#### [DO THIS]
Please answer these questions from the passage on autonomy and heteronomy:
(a) What does Castoriadis say the autonomy of society requires?
(b) What term does the passage say Kant uses for command over the internal consistency of becoming?
(c) What does the passage give as the difference between autonomy and accident?

#### [EXCERPTED PASSAGE]
Castoriadis writes that the autonomy of society requires the
“explicit recognition that the institution of society is
self-institution.”9
Heteronomy is the obfuscation of this social fact, which transmutes
obedience to the pathological character of frozen time into a present
social and political framework, and society institutes itself as
heteronomic, as refusing the obligations of action and intercourse
that such a recognition would entail.
Heteronomy is
distinguished from Autonomy, its subfunctions, and accident, by its
entropy, its tendency to uniformal, uniaccentual, univocality, the
repetition of heard phrases which come to appear obligatory in this
or that concrete situation; heteronomy lacks dissociation by virtue
of its asociality, it's incredibly asphyxiating and isolate
conditions of social intercourse. Homogenous magnitudes under an
unlimited governmental power lack abortive or diformed thought
insofar as their conditions of production do not engender it, “much
as a bag with potatoes constitutes a potato-bag.”10
Autonomy is distinct
from physis, and includes Poïesis among its subfunctions, it is not
becoming but rather command over the internal consistency of
becoming, a gap between dominated by necessity and a formal command
over that necessity; Kant calls this 'transcendence.' Indeed, he
writes, “a principle that takes away these limits, which indeed
bids us to overstep them, is called transcendent.”11
Autonomy is a transcendence of heteronomy and accident, it is
transcendental insofar as its regulative ideal is not empirically
constrained; heteronomy is merely physical insofar as it replicates
the process itself, it generates no emergent properties. Lest one
imagine that this need necessitate the introduction of spurious
metaphysics, the object of consideration is rather bodies of men and
women who either are or are not, were or were not, capable of taking
the axioms and principles of class conscious thought into their own
hands and engineering their own epochs. The difference between
autonomy and accident is whether the system becomes constructive and
expressive, whether more subjects become autonomous, or whether it
merely inaugurates a contrasting and oppositional heteronomy and thus
social degeneration; transcendence is the autonomy of the accident,
and practical freedom is its concrete manifestation. This
transcendence and practical freedom, however, is my no means assured,
and is rather the consequence of a particular split between
philosophical or conceptual consciousness on the one hand, and
material incoherence, chaos, on the other.

#### [ENTRIES PROVIDED]
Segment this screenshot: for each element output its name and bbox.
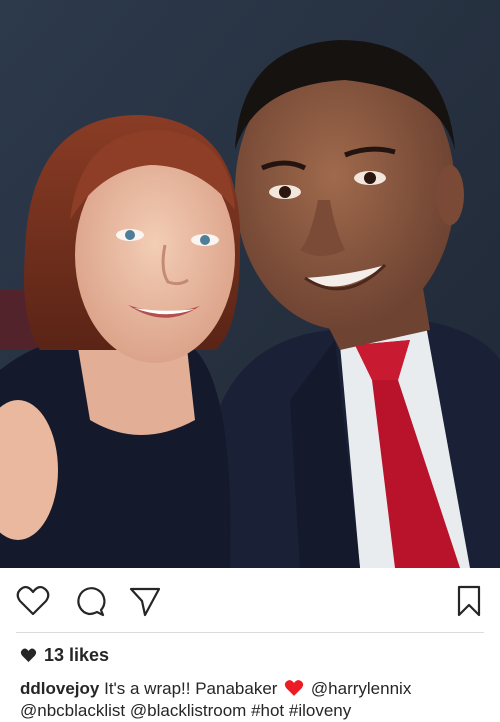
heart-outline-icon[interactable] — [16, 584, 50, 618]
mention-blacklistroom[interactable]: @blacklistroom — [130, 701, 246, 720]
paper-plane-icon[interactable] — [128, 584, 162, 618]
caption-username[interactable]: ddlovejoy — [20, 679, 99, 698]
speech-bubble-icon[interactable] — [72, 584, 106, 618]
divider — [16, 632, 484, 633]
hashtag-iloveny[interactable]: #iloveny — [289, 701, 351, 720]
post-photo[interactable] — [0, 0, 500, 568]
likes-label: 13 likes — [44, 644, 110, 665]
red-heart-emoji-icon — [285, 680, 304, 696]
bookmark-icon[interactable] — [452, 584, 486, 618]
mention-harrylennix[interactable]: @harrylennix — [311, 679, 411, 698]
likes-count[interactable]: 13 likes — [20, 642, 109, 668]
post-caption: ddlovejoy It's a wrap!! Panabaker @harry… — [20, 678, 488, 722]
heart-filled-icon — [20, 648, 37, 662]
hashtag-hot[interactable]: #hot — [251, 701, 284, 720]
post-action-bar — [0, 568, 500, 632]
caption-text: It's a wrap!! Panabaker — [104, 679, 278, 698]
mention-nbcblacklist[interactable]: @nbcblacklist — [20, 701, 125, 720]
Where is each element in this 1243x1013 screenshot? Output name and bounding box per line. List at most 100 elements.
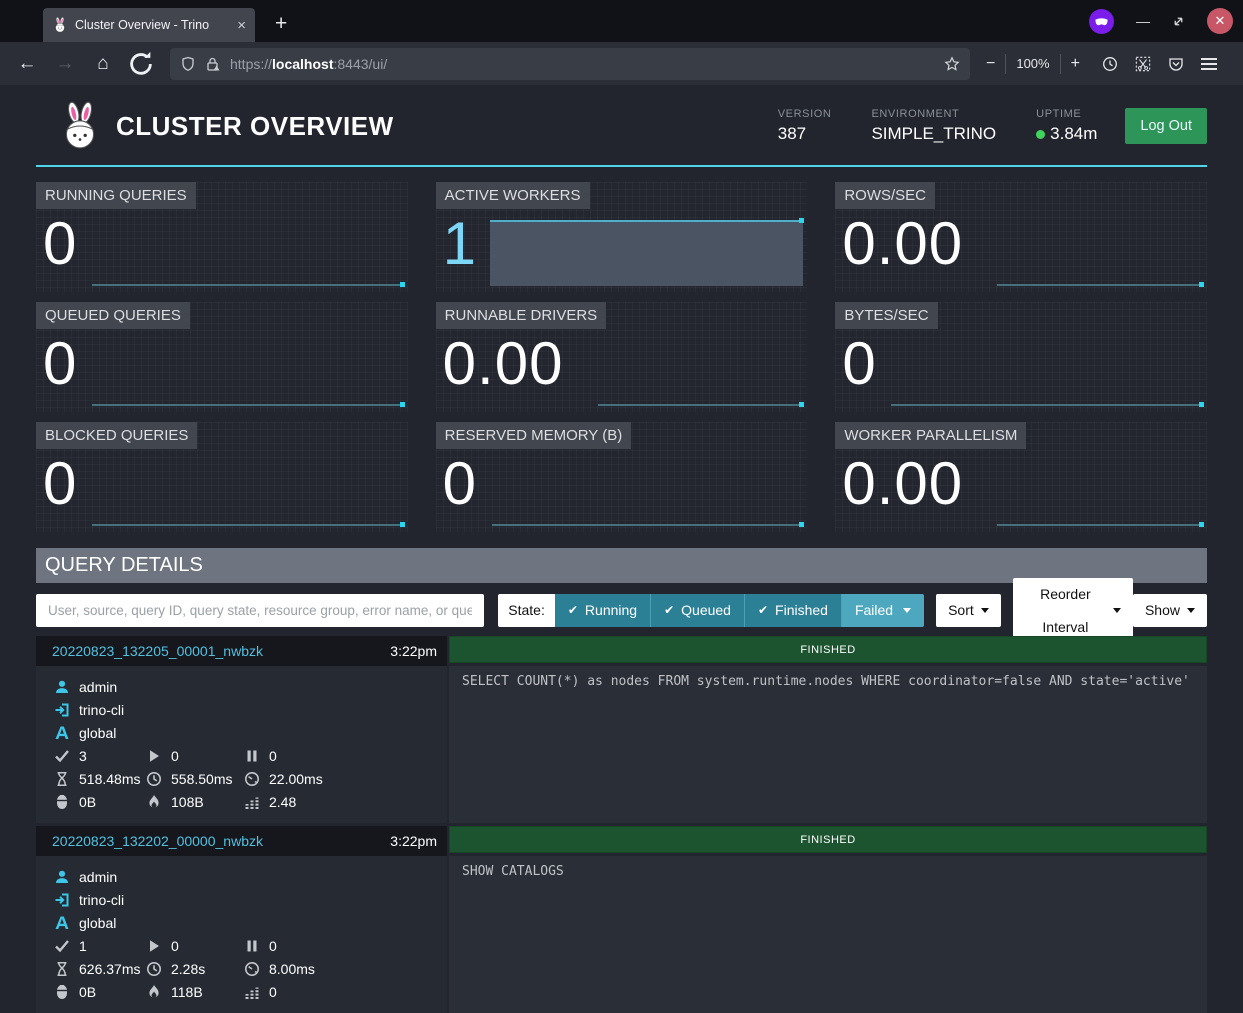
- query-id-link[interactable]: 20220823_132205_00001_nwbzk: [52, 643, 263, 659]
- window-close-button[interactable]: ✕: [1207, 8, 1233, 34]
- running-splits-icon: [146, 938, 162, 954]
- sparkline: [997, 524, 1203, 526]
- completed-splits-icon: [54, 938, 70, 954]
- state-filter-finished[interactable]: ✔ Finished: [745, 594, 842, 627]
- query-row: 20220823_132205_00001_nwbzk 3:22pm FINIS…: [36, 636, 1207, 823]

#### [ANSWER IN FULL]
(a) It requires the "explicit recognition that the institution of society is self-institution."
(b) Kant calls it "transcendence."
(c) The difference is whether the system becomes constructive and expressive, with more subjects becoming autonomous, or whether it merely inaugurates a contrasting and oppositional heteronomy and thus social degeneration.